• WRITTEN REQUEST
Every line below should be copied exactly; drop the pictures.

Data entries
········
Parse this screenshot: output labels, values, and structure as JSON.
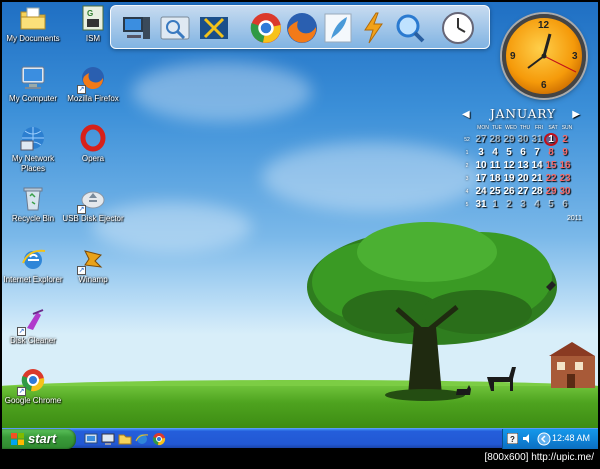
{
  "desktop_icons": [
    {
      "label": "My Documents",
      "icon": "folder-documents-icon"
    },
    {
      "label": "My Computer",
      "icon": "computer-icon"
    },
    {
      "label": "My Network Places",
      "icon": "network-icon"
    },
    {
      "label": "Recycle Bin",
      "icon": "recycle-bin-icon"
    },
    {
      "label": "Internet Explorer",
      "icon": "internet-explorer-icon"
    },
    {
      "label": "Disk Cleaner",
      "icon": "disk-cleaner-icon"
    },
    {
      "label": "Google Chrome",
      "icon": "chrome-icon"
    },
    {
      "label": "ISM",
      "icon": "ism-icon"
    },
    {
      "label": "Mozilla Firefox",
      "icon": "firefox-icon"
    },
    {
      "label": "Opera",
      "icon": "opera-icon"
    },
    {
      "label": "USB Disk Ejector",
      "icon": "usb-eject-icon"
    },
    {
      "label": "Winamp",
      "icon": "winamp-icon"
    }
  ],
  "dock": {
    "items": [
      "computer-icon",
      "search-folder-icon",
      "tools-icon",
      "chrome-icon",
      "firefox-icon",
      "feather-icon",
      "lightning-icon",
      "magnifier-icon",
      "clock-icon"
    ]
  },
  "clock_widget": {
    "numbers": [
      "12",
      "3",
      "6",
      "9"
    ]
  },
  "calendar": {
    "month": "JANUARY",
    "days_of_week": [
      "MON",
      "TUE",
      "WED",
      "THU",
      "FRI",
      "SAT",
      "SUN"
    ],
    "weeks": [
      {
        "wk": "52",
        "days": [
          "27",
          "28",
          "29",
          "30",
          "31",
          "1",
          "2"
        ]
      },
      {
        "wk": "1",
        "days": [
          "3",
          "4",
          "5",
          "6",
          "7",
          "8",
          "9"
        ]
      },
      {
        "wk": "2",
        "days": [
          "10",
          "11",
          "12",
          "13",
          "14",
          "15",
          "16"
        ]
      },
      {
        "wk": "3",
        "days": [
          "17",
          "18",
          "19",
          "20",
          "21",
          "22",
          "23"
        ]
      },
      {
        "wk": "4",
        "days": [
          "24",
          "25",
          "26",
          "27",
          "28",
          "29",
          "30"
        ]
      },
      {
        "wk": "5",
        "days": [
          "31",
          "1",
          "2",
          "3",
          "4",
          "5",
          "6"
        ]
      }
    ],
    "today": "1",
    "year": "2011"
  },
  "taskbar": {
    "start_label": "start",
    "quick_launch": [
      "show-desktop-icon",
      "computer-icon",
      "folder-icon",
      "internet-explorer-icon",
      "chrome-icon"
    ],
    "clock": "12:48 AM"
  },
  "watermark": "[800x600] http://upic.me/",
  "colors": {
    "taskbar": "#245edb",
    "start": "#3a9c3a",
    "tray": "#0f84d8",
    "calendar_weekend": "#f26b6b",
    "today_ring": "#c0101a"
  }
}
········
• COMPLETE RESPONSE
Parse this screenshot: output labels, values, and structure as JSON.
{
  "desktop_icons": [
    {
      "label": "My Documents",
      "icon": "folder-documents-icon"
    },
    {
      "label": "My Computer",
      "icon": "computer-icon"
    },
    {
      "label": "My Network Places",
      "icon": "network-icon"
    },
    {
      "label": "Recycle Bin",
      "icon": "recycle-bin-icon"
    },
    {
      "label": "Internet Explorer",
      "icon": "internet-explorer-icon"
    },
    {
      "label": "Disk Cleaner",
      "icon": "disk-cleaner-icon"
    },
    {
      "label": "Google Chrome",
      "icon": "chrome-icon"
    },
    {
      "label": "ISM",
      "icon": "ism-icon"
    },
    {
      "label": "Mozilla Firefox",
      "icon": "firefox-icon"
    },
    {
      "label": "Opera",
      "icon": "opera-icon"
    },
    {
      "label": "USB Disk Ejector",
      "icon": "usb-eject-icon"
    },
    {
      "label": "Winamp",
      "icon": "winamp-icon"
    }
  ],
  "dock": {
    "items": [
      "computer-icon",
      "search-folder-icon",
      "tools-icon",
      "chrome-icon",
      "firefox-icon",
      "feather-icon",
      "lightning-icon",
      "magnifier-icon",
      "clock-icon"
    ]
  },
  "clock_widget": {
    "numbers": [
      "12",
      "3",
      "6",
      "9"
    ]
  },
  "calendar": {
    "month": "JANUARY",
    "days_of_week": [
      "MON",
      "TUE",
      "WED",
      "THU",
      "FRI",
      "SAT",
      "SUN"
    ],
    "weeks": [
      {
        "wk": "52",
        "days": [
          "27",
          "28",
          "29",
          "30",
          "31",
          "1",
          "2"
        ]
      },
      {
        "wk": "1",
        "days": [
          "3",
          "4",
          "5",
          "6",
          "7",
          "8",
          "9"
        ]
      },
      {
        "wk": "2",
        "days": [
          "10",
          "11",
          "12",
          "13",
          "14",
          "15",
          "16"
        ]
      },
      {
        "wk": "3",
        "days": [
          "17",
          "18",
          "19",
          "20",
          "21",
          "22",
          "23"
        ]
      },
      {
        "wk": "4",
        "days": [
          "24",
          "25",
          "26",
          "27",
          "28",
          "29",
          "30"
        ]
      },
      {
        "wk": "5",
        "days": [
          "31",
          "1",
          "2",
          "3",
          "4",
          "5",
          "6"
        ]
      }
    ],
    "today": "1",
    "year": "2011"
  },
  "taskbar": {
    "start_label": "start",
    "quick_launch": [
      "show-desktop-icon",
      "computer-icon",
      "folder-icon",
      "internet-explorer-icon",
      "chrome-icon"
    ],
    "clock": "12:48 AM"
  },
  "watermark": "[800x600] http://upic.me/",
  "colors": {
    "taskbar": "#245edb",
    "start": "#3a9c3a",
    "tray": "#0f84d8",
    "calendar_weekend": "#f26b6b",
    "today_ring": "#c0101a"
  }
}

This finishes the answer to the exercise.